» AIM OF THE TASK:
Print the entries verbatim, leaving out the images they contain.

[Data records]

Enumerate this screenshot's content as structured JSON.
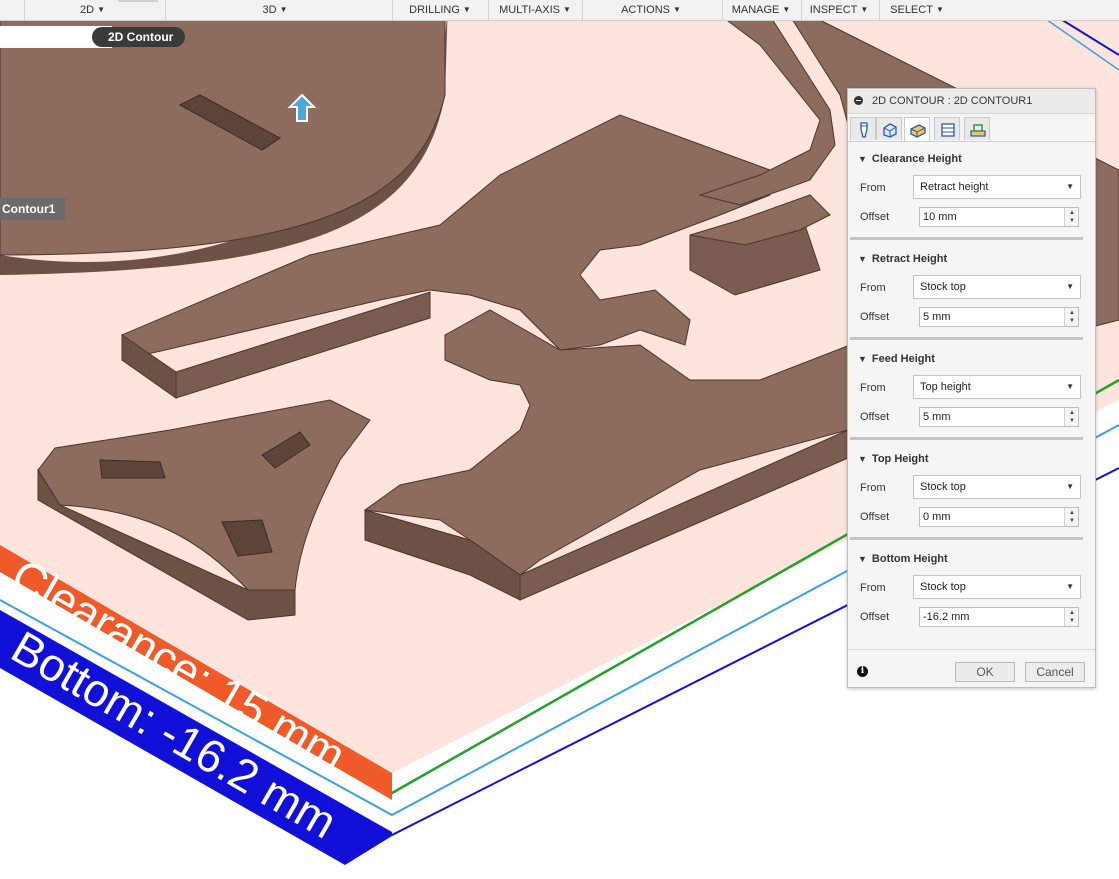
{
  "toolbar": {
    "items": [
      {
        "label": "2D"
      },
      {
        "label": "3D"
      },
      {
        "label": "DRILLING"
      },
      {
        "label": "MULTI-AXIS"
      },
      {
        "label": "ACTIONS"
      },
      {
        "label": "MANAGE"
      },
      {
        "label": "INSPECT"
      },
      {
        "label": "SELECT"
      }
    ]
  },
  "viewport": {
    "operation_tag": "2D Contour",
    "operation_tag_secondary": "Contour1",
    "clearance_label": "Clearance: 15 mm",
    "bottom_label": "Bottom: -16.2 mm",
    "colors": {
      "stock_plane": "#fde4dd",
      "part": "#8d6c5e",
      "clearance_band": "#f05a28",
      "bottom_band": "#1010d8",
      "feed_line": "#22a22a",
      "top_line": "#36a3e0"
    }
  },
  "dialog": {
    "title": "2D CONTOUR : 2D CONTOUR1",
    "tabs": [
      {
        "icon": "tool-tab-icon"
      },
      {
        "icon": "geometry-tab-icon"
      },
      {
        "icon": "heights-tab-icon"
      },
      {
        "icon": "passes-tab-icon"
      },
      {
        "icon": "linking-tab-icon"
      }
    ],
    "from_label": "From",
    "offset_label": "Offset",
    "sections": [
      {
        "title": "Clearance Height",
        "from": "Retract height",
        "offset": "10 mm"
      },
      {
        "title": "Retract Height",
        "from": "Stock top",
        "offset": "5 mm"
      },
      {
        "title": "Feed Height",
        "from": "Top height",
        "offset": "5 mm"
      },
      {
        "title": "Top Height",
        "from": "Stock top",
        "offset": "0 mm"
      },
      {
        "title": "Bottom Height",
        "from": "Stock top",
        "offset": "-16.2 mm"
      }
    ],
    "ok_label": "OK",
    "cancel_label": "Cancel"
  }
}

» SOLUTION FOR THIS TASK:
Enumerate this screenshot's content as structured JSON.
{
  "toolbar": {
    "items": [
      {
        "label": "2D"
      },
      {
        "label": "3D"
      },
      {
        "label": "DRILLING"
      },
      {
        "label": "MULTI-AXIS"
      },
      {
        "label": "ACTIONS"
      },
      {
        "label": "MANAGE"
      },
      {
        "label": "INSPECT"
      },
      {
        "label": "SELECT"
      }
    ]
  },
  "viewport": {
    "operation_tag": "2D Contour",
    "operation_tag_secondary": "Contour1",
    "clearance_label": "Clearance: 15 mm",
    "bottom_label": "Bottom: -16.2 mm",
    "colors": {
      "stock_plane": "#fde4dd",
      "part": "#8d6c5e",
      "clearance_band": "#f05a28",
      "bottom_band": "#1010d8",
      "feed_line": "#22a22a",
      "top_line": "#36a3e0"
    }
  },
  "dialog": {
    "title": "2D CONTOUR : 2D CONTOUR1",
    "tabs": [
      {
        "icon": "tool-tab-icon"
      },
      {
        "icon": "geometry-tab-icon"
      },
      {
        "icon": "heights-tab-icon"
      },
      {
        "icon": "passes-tab-icon"
      },
      {
        "icon": "linking-tab-icon"
      }
    ],
    "from_label": "From",
    "offset_label": "Offset",
    "sections": [
      {
        "title": "Clearance Height",
        "from": "Retract height",
        "offset": "10 mm"
      },
      {
        "title": "Retract Height",
        "from": "Stock top",
        "offset": "5 mm"
      },
      {
        "title": "Feed Height",
        "from": "Top height",
        "offset": "5 mm"
      },
      {
        "title": "Top Height",
        "from": "Stock top",
        "offset": "0 mm"
      },
      {
        "title": "Bottom Height",
        "from": "Stock top",
        "offset": "-16.2 mm"
      }
    ],
    "ok_label": "OK",
    "cancel_label": "Cancel"
  }
}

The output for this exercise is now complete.